─── RECORD SET ───
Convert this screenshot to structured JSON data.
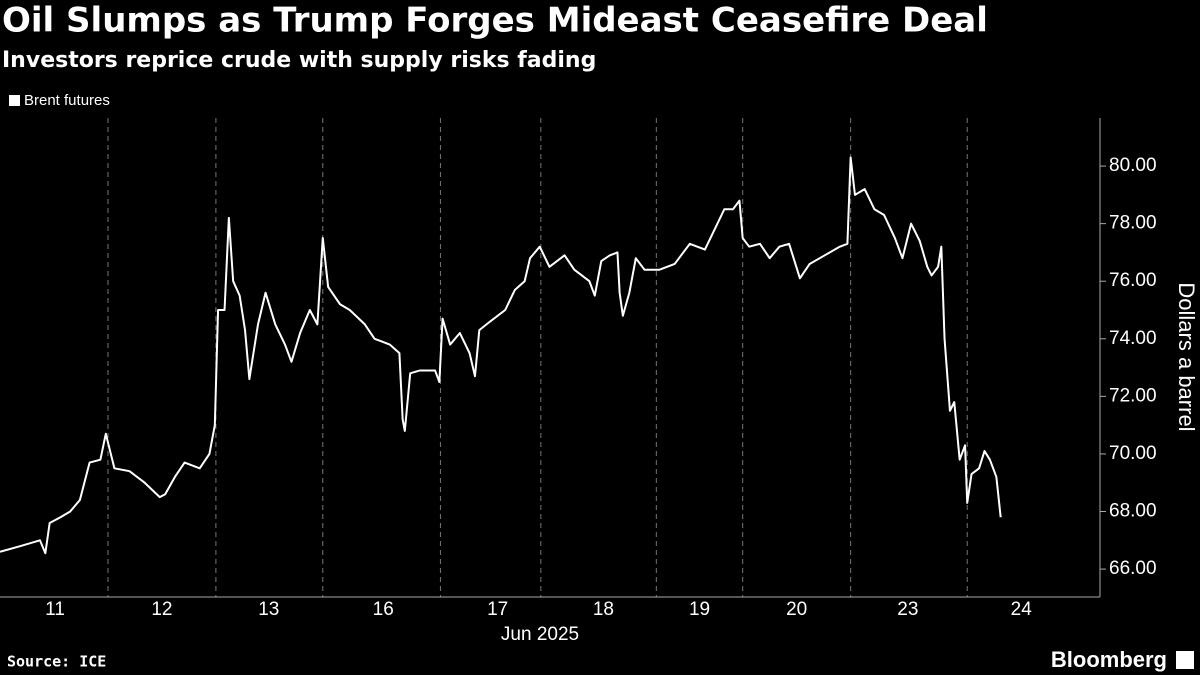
{
  "chart_data": {
    "type": "line",
    "title": "Oil Slumps as Trump Forges Mideast Ceasefire Deal",
    "subtitle": "Investors reprice crude with supply risks fading",
    "y_label": "Dollars a barrel",
    "x_label": "Jun 2025",
    "source": "Source: ICE",
    "brand": "Bloomberg",
    "y_axis_side": "right",
    "legend": "top-left",
    "xlim": [
      0,
      10.19
    ],
    "xticks": [
      {
        "value": 0.51,
        "label": "11"
      },
      {
        "value": 1.5,
        "label": "12"
      },
      {
        "value": 2.49,
        "label": "13"
      },
      {
        "value": 3.55,
        "label": "16"
      },
      {
        "value": 4.61,
        "label": "17"
      },
      {
        "value": 5.59,
        "label": "18"
      },
      {
        "value": 6.48,
        "label": "19"
      },
      {
        "value": 7.38,
        "label": "20"
      },
      {
        "value": 8.41,
        "label": "23"
      },
      {
        "value": 9.46,
        "label": "24"
      }
    ],
    "xgrid": [
      1,
      2,
      2.99,
      4.08,
      5.01,
      6.08,
      6.88,
      7.88,
      8.96
    ],
    "ylim": [
      65.03,
      81.67
    ],
    "yticks": [
      {
        "value": 66,
        "label": "66.00"
      },
      {
        "value": 68,
        "label": "68.00"
      },
      {
        "value": 70,
        "label": "70.00"
      },
      {
        "value": 72,
        "label": "72.00"
      },
      {
        "value": 74,
        "label": "74.00"
      },
      {
        "value": 76,
        "label": "76.00"
      },
      {
        "value": 78,
        "label": "78.00"
      },
      {
        "value": 80,
        "label": "80.00"
      }
    ],
    "x": [
      0,
      0.19,
      0.37,
      0.42,
      0.46,
      0.56,
      0.65,
      0.74,
      0.83,
      0.93,
      0.98,
      1.06,
      1.2,
      1.34,
      1.48,
      1.53,
      1.62,
      1.71,
      1.85,
      1.94,
      1.99,
      2.02,
      2.08,
      2.12,
      2.16,
      2.22,
      2.27,
      2.31,
      2.39,
      2.46,
      2.55,
      2.64,
      2.7,
      2.78,
      2.87,
      2.94,
      2.99,
      3.04,
      3.15,
      3.24,
      3.38,
      3.47,
      3.61,
      3.7,
      3.73,
      3.75,
      3.8,
      3.89,
      4.03,
      4.07,
      4.1,
      4.17,
      4.26,
      4.35,
      4.4,
      4.44,
      4.54,
      4.68,
      4.77,
      4.86,
      4.91,
      5,
      5.09,
      5.23,
      5.32,
      5.46,
      5.51,
      5.57,
      5.65,
      5.72,
      5.74,
      5.77,
      5.83,
      5.89,
      5.97,
      6.11,
      6.25,
      6.39,
      6.53,
      6.62,
      6.71,
      6.79,
      6.85,
      6.88,
      6.94,
      7.04,
      7.13,
      7.22,
      7.31,
      7.41,
      7.5,
      7.64,
      7.78,
      7.85,
      7.88,
      7.92,
      8.01,
      8.1,
      8.19,
      8.29,
      8.36,
      8.44,
      8.52,
      8.59,
      8.63,
      8.69,
      8.72,
      8.75,
      8.8,
      8.84,
      8.89,
      8.94,
      8.96,
      9,
      9.07,
      9.12,
      9.17,
      9.23,
      9.27
    ],
    "series": [
      {
        "name": "Brent futures",
        "color": "#ffffff",
        "values": [
          66.6,
          66.8,
          67.0,
          66.55,
          67.6,
          67.8,
          68.0,
          68.4,
          69.7,
          69.8,
          70.7,
          69.5,
          69.4,
          69.0,
          68.5,
          68.6,
          69.2,
          69.7,
          69.5,
          70.0,
          71.0,
          75.0,
          75.0,
          78.2,
          76.0,
          75.5,
          74.3,
          72.6,
          74.5,
          75.6,
          74.5,
          73.8,
          73.2,
          74.2,
          75.0,
          74.5,
          77.5,
          75.8,
          75.2,
          75.0,
          74.5,
          74.0,
          73.8,
          73.5,
          71.2,
          70.8,
          72.8,
          72.9,
          72.9,
          72.5,
          74.7,
          73.8,
          74.2,
          73.5,
          72.7,
          74.3,
          74.6,
          75.0,
          75.7,
          76.0,
          76.8,
          77.2,
          76.5,
          76.9,
          76.4,
          76.0,
          75.5,
          76.7,
          76.9,
          77.0,
          75.6,
          74.8,
          75.6,
          76.8,
          76.4,
          76.4,
          76.6,
          77.3,
          77.1,
          77.8,
          78.5,
          78.5,
          78.8,
          77.5,
          77.2,
          77.3,
          76.8,
          77.2,
          77.3,
          76.1,
          76.6,
          76.9,
          77.2,
          77.3,
          80.3,
          79.0,
          79.2,
          78.5,
          78.3,
          77.5,
          76.8,
          78.0,
          77.4,
          76.5,
          76.2,
          76.5,
          77.2,
          74.0,
          71.5,
          71.8,
          69.8,
          70.3,
          68.3,
          69.3,
          69.5,
          70.1,
          69.8,
          69.2,
          67.8
        ]
      }
    ]
  }
}
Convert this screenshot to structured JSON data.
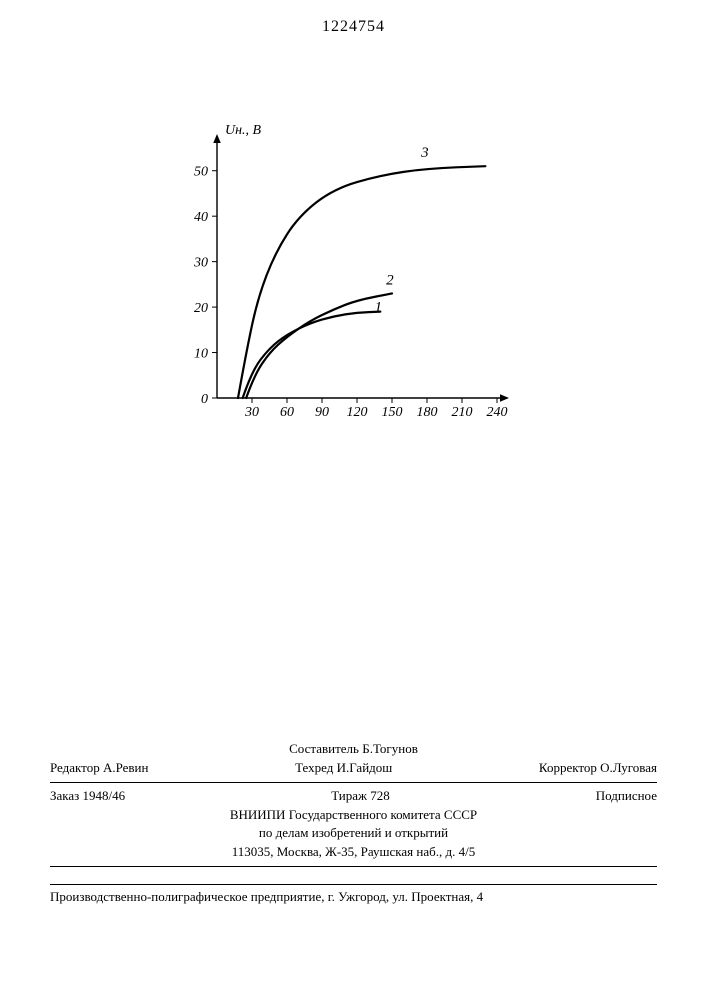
───
#### PROBLEM DETAILS:
Transcribe each entry above exactly, apart from the pictures.

#### REPLY TO THE TASK:
Convert this screenshot to structured JSON data.
{
  "chart_data": {
    "type": "line",
    "title": "Oil Slumps as Trump Forges Mideast Ceasefire Deal",
    "subtitle": "Investors reprice crude with supply risks fading",
    "y_label": "Dollars a barrel",
    "x_label": "Jun 2025",
    "source": "Source: ICE",
    "brand": "Bloomberg",
    "y_axis_side": "right",
    "legend": "top-left",
    "xlim": [
      0,
      10.19
    ],
    "xticks": [
      {
        "value": 0.51,
        "label": "11"
      },
      {
        "value": 1.5,
        "label": "12"
      },
      {
        "value": 2.49,
        "label": "13"
      },
      {
        "value": 3.55,
        "label": "16"
      },
      {
        "value": 4.61,
        "label": "17"
      },
      {
        "value": 5.59,
        "label": "18"
      },
      {
        "value": 6.48,
        "label": "19"
      },
      {
        "value": 7.38,
        "label": "20"
      },
      {
        "value": 8.41,
        "label": "23"
      },
      {
        "value": 9.46,
        "label": "24"
      }
    ],
    "xgrid": [
      1,
      2,
      2.99,
      4.08,
      5.01,
      6.08,
      6.88,
      7.88,
      8.96
    ],
    "ylim": [
      65.03,
      81.67
    ],
    "yticks": [
      {
        "value": 66,
        "label": "66.00"
      },
      {
        "value": 68,
        "label": "68.00"
      },
      {
        "value": 70,
        "label": "70.00"
      },
      {
        "value": 72,
        "label": "72.00"
      },
      {
        "value": 74,
        "label": "74.00"
      },
      {
        "value": 76,
        "label": "76.00"
      },
      {
        "value": 78,
        "label": "78.00"
      },
      {
        "value": 80,
        "label": "80.00"
      }
    ],
    "x": [
      0,
      0.19,
      0.37,
      0.42,
      0.46,
      0.56,
      0.65,
      0.74,
      0.83,
      0.93,
      0.98,
      1.06,
      1.2,
      1.34,
      1.48,
      1.53,
      1.62,
      1.71,
      1.85,
      1.94,
      1.99,
      2.02,
      2.08,
      2.12,
      2.16,
      2.22,
      2.27,
      2.31,
      2.39,
      2.46,
      2.55,
      2.64,
      2.7,
      2.78,
      2.87,
      2.94,
      2.99,
      3.04,
      3.15,
      3.24,
      3.38,
      3.47,
      3.61,
      3.7,
      3.73,
      3.75,
      3.8,
      3.89,
      4.03,
      4.07,
      4.1,
      4.17,
      4.26,
      4.35,
      4.4,
      4.44,
      4.54,
      4.68,
      4.77,
      4.86,
      4.91,
      5,
      5.09,
      5.23,
      5.32,
      5.46,
      5.51,
      5.57,
      5.65,
      5.72,
      5.74,
      5.77,
      5.83,
      5.89,
      5.97,
      6.11,
      6.25,
      6.39,
      6.53,
      6.62,
      6.71,
      6.79,
      6.85,
      6.88,
      6.94,
      7.04,
      7.13,
      7.22,
      7.31,
      7.41,
      7.5,
      7.64,
      7.78,
      7.85,
      7.88,
      7.92,
      8.01,
      8.1,
      8.19,
      8.29,
      8.36,
      8.44,
      8.52,
      8.59,
      8.63,
      8.69,
      8.72,
      8.75,
      8.8,
      8.84,
      8.89,
      8.94,
      8.96,
      9,
      9.07,
      9.12,
      9.17,
      9.23,
      9.27
    ],
    "series": [
      {
        "name": "Brent futures",
        "color": "#ffffff",
        "values": [
          66.6,
          66.8,
          67.0,
          66.55,
          67.6,
          67.8,
          68.0,
          68.4,
          69.7,
          69.8,
          70.7,
          69.5,
          69.4,
          69.0,
          68.5,
          68.6,
          69.2,
          69.7,
          69.5,
          70.0,
          71.0,
          75.0,
          75.0,
          78.2,
          76.0,
          75.5,
          74.3,
          72.6,
          74.5,
          75.6,
          74.5,
          73.8,
          73.2,
          74.2,
          75.0,
          74.5,
          77.5,
          75.8,
          75.2,
          75.0,
          74.5,
          74.0,
          73.8,
          73.5,
          71.2,
          70.8,
          72.8,
          72.9,
          72.9,
          72.5,
          74.7,
          73.8,
          74.2,
          73.5,
          72.7,
          74.3,
          74.6,
          75.0,
          75.7,
          76.0,
          76.8,
          77.2,
          76.5,
          76.9,
          76.4,
          76.0,
          75.5,
          76.7,
          76.9,
          77.0,
          75.6,
          74.8,
          75.6,
          76.8,
          76.4,
          76.4,
          76.6,
          77.3,
          77.1,
          77.8,
          78.5,
          78.5,
          78.8,
          77.5,
          77.2,
          77.3,
          76.8,
          77.2,
          77.3,
          76.1,
          76.6,
          76.9,
          77.2,
          77.3,
          80.3,
          79.0,
          79.2,
          78.5,
          78.3,
          77.5,
          76.8,
          78.0,
          77.4,
          76.5,
          76.2,
          76.5,
          77.2,
          74.0,
          71.5,
          71.8,
          69.8,
          70.3,
          68.3,
          69.3,
          69.5,
          70.1,
          69.8,
          69.2,
          67.8
        ]
      }
    ]
  }
}
Convert this screenshot to structured JSON data.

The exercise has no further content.